==== Input records ====

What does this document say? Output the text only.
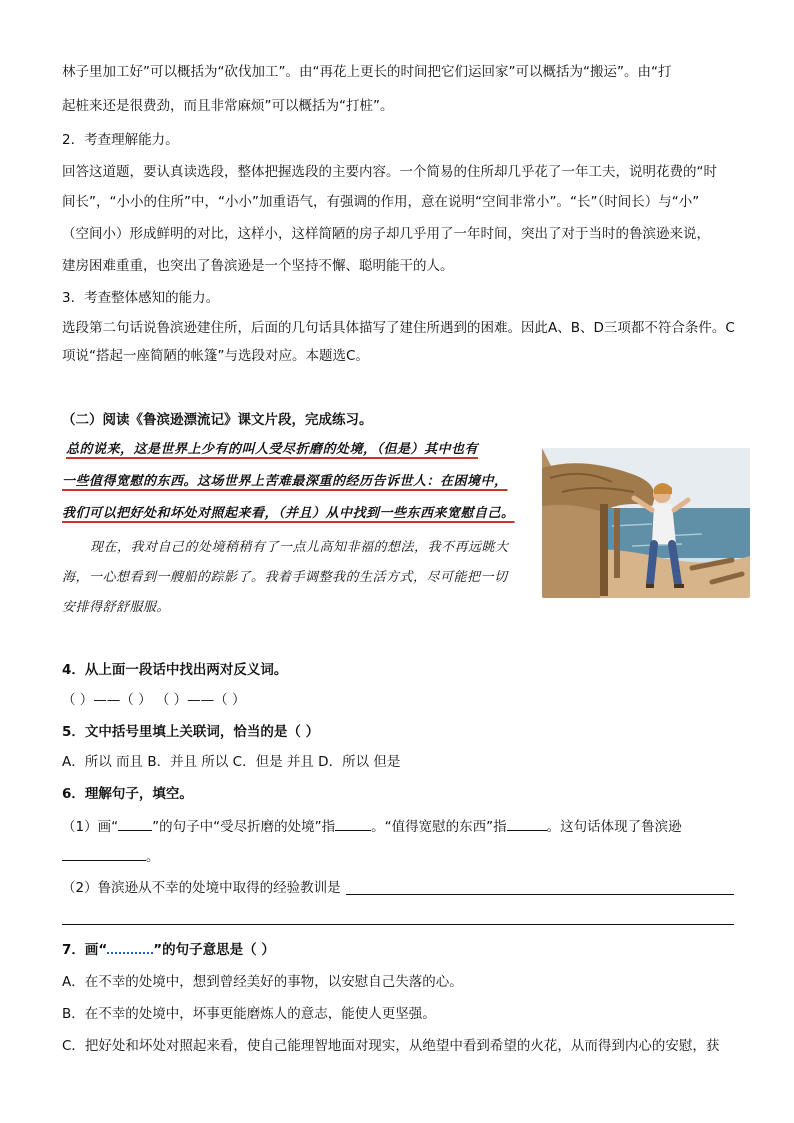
林子里加工好”可以概括为“砍伐加工”。由“再花上更长的时间把它们运回家”可以概括为“搬运”。由“打
起桩来还是很费劲，而且非常麻烦”可以概括为“打桩”。
2．考查理解能力。
回答这道题，要认真读选段，整体把握选段的主要内容。一个简易的住所却几乎花了一年工夫，说明花费的“时
间长”，“小小的住所”中，“小小”加重语气，有强调的作用，意在说明“空间非常小”。“长”（时间长）与“小”
（空间小）形成鲜明的对比，这样小，这样简陋的房子却几乎用了一年时间，突出了对于当时的鲁滨逊来说，
建房困难重重，也突出了鲁滨逊是一个坚持不懈、聪明能干的人。
3．考查整体感知的能力。
选段第二句话说鲁滨逊建住所，后面的几句话具体描写了建住所遇到的困难。因此A、B、D三项都不符合条件。C
项说“搭起一座简陋的帐篷”与选段对应。本题选C。
（二）阅读《鲁滨逊漂流记》课文片段，完成练习。
总的说来，这是世界上少有的叫人受尽折磨的处境，（但是）其中也有
一些值得宽慰的东西。这场世界上苦难最深重的经历告诉世人：在困境中，
我们可以把好处和坏处对照起来看，（并且）从中找到一些东西来宽慰自己。
现在，我对自己的处境稍稍有了一点儿高知非福的想法，我不再远眺大
海，一心想看到一艘船的踪影了。我着手调整我的生活方式，尽可能把一切
安排得舒舒服服。
4．从上面一段话中找出两对反义词。
（ ）——（ ） （ ）——（ ）
5．文中括号里填上关联词，恰当的是（ ）
A．所以 而且 B．并且 所以 C．但是 并且 D．所以 但是
6．理解句子，填空。
（1）画“	”的句子中“受尽折磨的处境”指	。“值得宽慰的东西”指	。这句话体现了鲁滨逊
。
（2）鲁滨逊从不幸的处境中取得的经验教训是
7．画“	”的句子意思是（ ）
A．在不幸的处境中，想到曾经美好的事物，以安慰自己失落的心。
B．在不幸的处境中，坏事更能磨炼人的意志，能使人更坚强。
C．把好处和坏处对照起来看，使自己能理智地面对现实，从绝望中看到希望的火花，从而得到内心的安慰，获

====

To be done -
Reproduce all of the material exactly, apart from the pictures.

Answer to this task -
What does this document say? Output the text only.
林子里加工好”可以概括为“砍伐加工”。由“再花上更长的时间把它们运回家”可以概括为“搬运”。由“打
起桩来还是很费劲，而且非常麻烦”可以概括为“打桩”。
2．考查理解能力。
回答这道题，要认真读选段，整体把握选段的主要内容。一个简易的住所却几乎花了一年工夫，说明花费的“时
间长”，“小小的住所”中，“小小”加重语气，有强调的作用，意在说明“空间非常小”。“长”（时间长）与“小”
（空间小）形成鲜明的对比，这样小，这样简陋的房子却几乎用了一年时间，突出了对于当时的鲁滨逊来说，
建房困难重重，也突出了鲁滨逊是一个坚持不懈、聪明能干的人。
3．考查整体感知的能力。
选段第二句话说鲁滨逊建住所，后面的几句话具体描写了建住所遇到的困难。因此A、B、D三项都不符合条件。C
项说“搭起一座简陋的帐篷”与选段对应。本题选C。
（二）阅读《鲁滨逊漂流记》课文片段，完成练习。
总的说来，这是世界上少有的叫人受尽折磨的处境，（但是）其中也有
一些值得宽慰的东西。这场世界上苦难最深重的经历告诉世人：在困境中，
我们可以把好处和坏处对照起来看，（并且）从中找到一些东西来宽慰自己。
现在，我对自己的处境稍稍有了一点儿高知非福的想法，我不再远眺大
海，一心想看到一艘船的踪影了。我着手调整我的生活方式，尽可能把一切
安排得舒舒服服。
4．从上面一段话中找出两对反义词。
（ ）——（ ） （ ）——（ ）
5．文中括号里填上关联词，恰当的是（ ）
A．所以 而且 B．并且 所以 C．但是 并且 D．所以 但是
6．理解句子，填空。
（1）画“	”的句子中“受尽折磨的处境”指	。“值得宽慰的东西”指	。这句话体现了鲁滨逊
。
（2）鲁滨逊从不幸的处境中取得的经验教训是
7．画“	”的句子意思是（ ）
A．在不幸的处境中，想到曾经美好的事物，以安慰自己失落的心。
B．在不幸的处境中，坏事更能磨炼人的意志，能使人更坚强。
C．把好处和坏处对照起来看，使自己能理智地面对现实，从绝望中看到希望的火花，从而得到内心的安慰，获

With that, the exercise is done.